*YOUR OBJECTIVE*: Look through the data and write out every line with the word "tidak" in it.

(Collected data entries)
-- begin --
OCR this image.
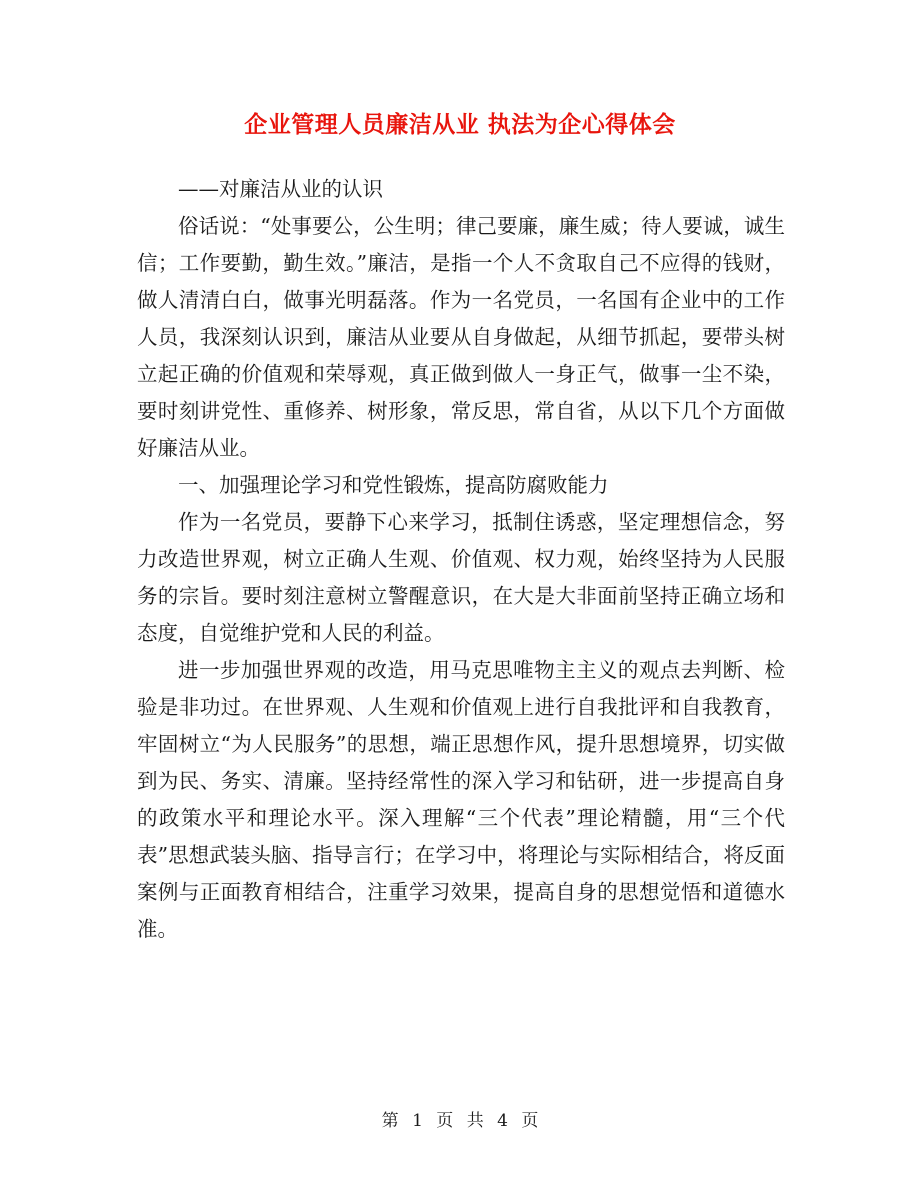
企业管理人员廉洁从业 执法为企心得体会

——对廉洁从业的认识

俗话说：“处事要公，公生明；律己要廉，廉生威；待人要诚，诚生信；工作要勤，勤生效。”廉洁，是指一个人不贪取自己不应得的钱财，做人清清白白，做事光明磊落。作为一名党员，一名国有企业中的工作人员，我深刻认识到，廉洁从业要从自身做起，从细节抓起，要带头树立起正确的价值观和荣辱观，真正做到做人一身正气，做事一尘不染，要时刻讲党性、重修养、树形象，常反思，常自省，从以下几个方面做好廉洁从业。

一、加强理论学习和党性锻炼，提高防腐败能力

作为一名党员，要静下心来学习，抵制住诱惑，坚定理想信念，努力改造世界观，树立正确人生观、价值观、权力观，始终坚持为人民服务的宗旨。要时刻注意树立警醒意识，在大是大非面前坚持正确立场和态度，自觉维护党和人民的利益。

进一步加强世界观的改造，用马克思唯物主主义的观点去判断、检验是非功过。在世界观、人生观和价值观上进行自我批评和自我教育，牢固树立“为人民服务”的思想，端正思想作风，提升思想境界，切实做到为民、务实、清廉。坚持经常性的深入学习和钻研，进一步提高自身的政策水平和理论水平。深入理解“三个代表”理论精髓，用“三个代表”思想武装头脑、指导言行；在学习中，将理论与实际相结合，将反面案例与正面教育相结合，注重学习效果，提高自身的思想觉悟和道德水准。

第 1 页 共 4 页
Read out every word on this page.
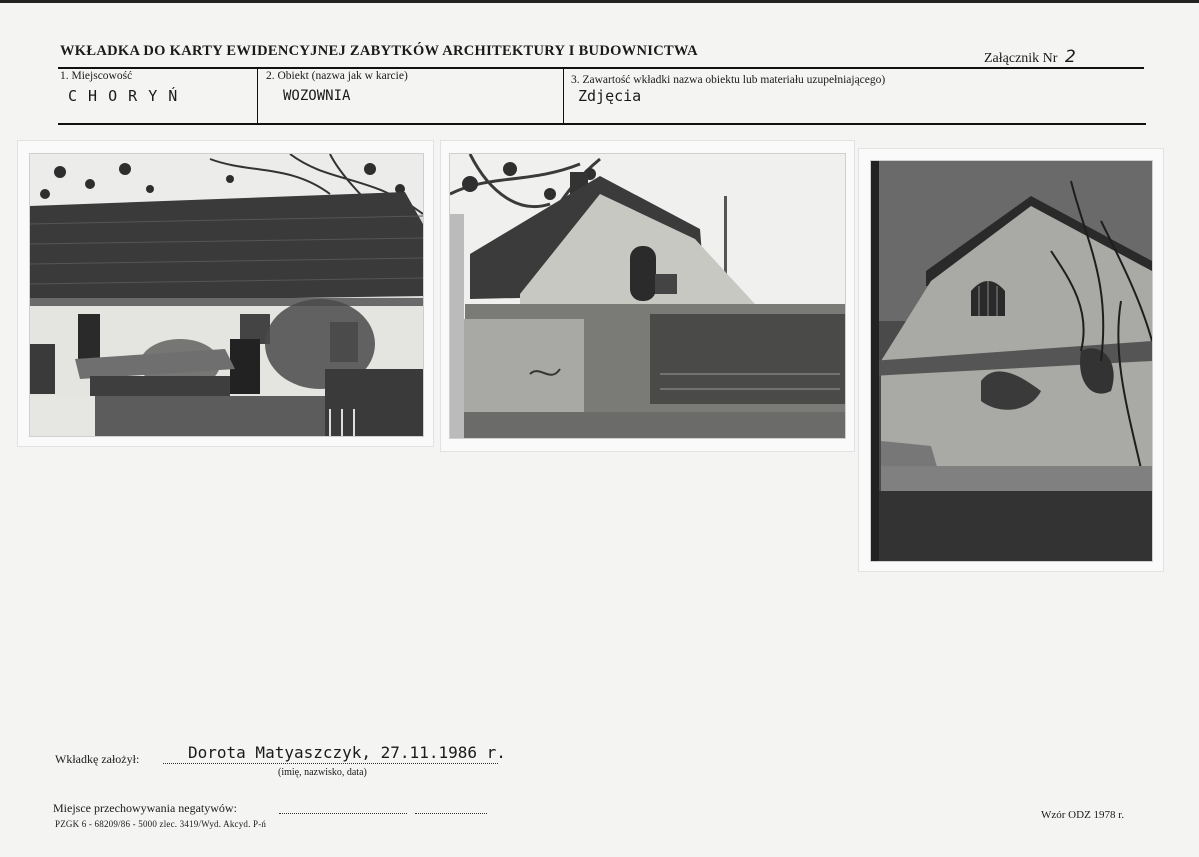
WKŁADKA DO KARTY EWIDENCYJNEJ ZABYTKÓW ARCHITEKTURY I BUDOWNICTWA	Załącznik Nr 2
1. Miejscowość
C H O R Y Ń
2. Obiekt (nazwa jak w karcie)
WOZOWNIA
3. Zawartość wkładki nazwa obiektu lub materiału uzupełniającego)
Zdjęcia
Wkładkę założył:	Dorota Matyaszczyk, 27.11.1986 r.
(imię, nazwisko, data)
Miejsce przechowywania negatywów:
PZGK 6 - 68209/86 - 5000 zlec. 3419/Wyd. Akcyd. P-ń
Wzór ODZ 1978 r.
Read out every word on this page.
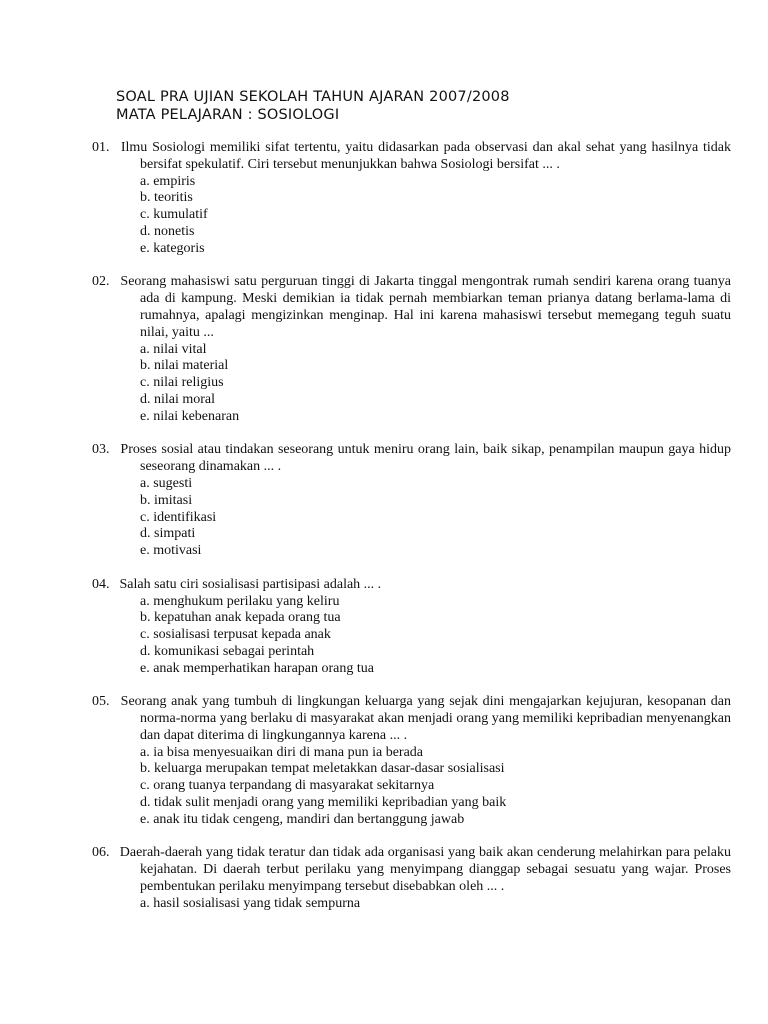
SOAL PRA UJIAN SEKOLAH TAHUN AJARAN 2007/2008
MATA PELAJARAN : SOSIOLOGI
01. Ilmu Sosiologi memiliki sifat tertentu, yaitu didasarkan pada observasi dan akal sehat yang hasilnya tidak bersifat spekulatif. Ciri tersebut menunjukkan bahwa Sosiologi bersifat ... .
a. empiris
b. teoritis
c. kumulatif
d. nonetis
e. kategoris
02. Seorang mahasiswi satu perguruan tinggi di Jakarta tinggal mengontrak rumah sendiri karena orang tuanya ada di kampung. Meski demikian ia tidak pernah membiarkan teman prianya datang berlama-lama di rumahnya, apalagi mengizinkan menginap. Hal ini karena mahasiswi tersebut memegang teguh suatu nilai, yaitu ...
a. nilai vital
b. nilai material
c. nilai religius
d. nilai moral
e. nilai kebenaran
03. Proses sosial atau tindakan seseorang untuk meniru orang lain, baik sikap, penampilan maupun gaya hidup seseorang dinamakan ... .
a. sugesti
b. imitasi
c. identifikasi
d. simpati
e. motivasi
04. Salah satu ciri sosialisasi partisipasi adalah ... .
a. menghukum perilaku yang keliru
b. kepatuhan anak kepada orang tua
c. sosialisasi terpusat kepada anak
d. komunikasi sebagai perintah
e. anak memperhatikan harapan orang tua
05. Seorang anak yang tumbuh di lingkungan keluarga yang sejak dini mengajarkan kejujuran, kesopanan dan norma-norma yang berlaku di masyarakat akan menjadi orang yang memiliki kepribadian menyenangkan dan dapat diterima di lingkungannya karena ... .
a. ia bisa menyesuaikan diri di mana pun ia berada
b. keluarga merupakan tempat meletakkan dasar-dasar sosialisasi
c. orang tuanya terpandang di masyarakat sekitarnya
d. tidak sulit menjadi orang yang memiliki kepribadian yang baik
e. anak itu tidak cengeng, mandiri dan bertanggung jawab
06. Daerah-daerah yang tidak teratur dan tidak ada organisasi yang baik akan cenderung melahirkan para pelaku kejahatan. Di daerah terbut perilaku yang menyimpang dianggap sebagai sesuatu yang wajar. Proses pembentukan perilaku menyimpang tersebut disebabkan oleh ... .
a. hasil sosialisasi yang tidak sempurna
-- end --
*SOLUTION*:
01. Ilmu Sosiologi memiliki sifat tertentu, yaitu didasarkan pada observasi dan akal sehat yang hasilnya tidak bersifat spekulatif. Ciri tersebut menunjukkan bahwa Sosiologi bersifat ... .
02. Seorang mahasiswi satu perguruan tinggi di Jakarta tinggal mengontrak rumah sendiri karena orang tuanya ada di kampung. Meski demikian ia tidak pernah membiarkan teman prianya datang berlama-lama di rumahnya, apalagi mengizinkan menginap. Hal ini karena mahasiswi tersebut memegang teguh suatu nilai, yaitu ...
d. tidak sulit menjadi orang yang memiliki kepribadian yang baik
e. anak itu tidak cengeng, mandiri dan bertanggung jawab
06. Daerah-daerah yang tidak teratur dan tidak ada organisasi yang baik akan cenderung melahirkan para pelaku kejahatan. Di daerah terbut perilaku yang menyimpang dianggap sebagai sesuatu yang wajar. Proses pembentukan perilaku menyimpang tersebut disebabkan oleh ... .
a. hasil sosialisasi yang tidak sempurna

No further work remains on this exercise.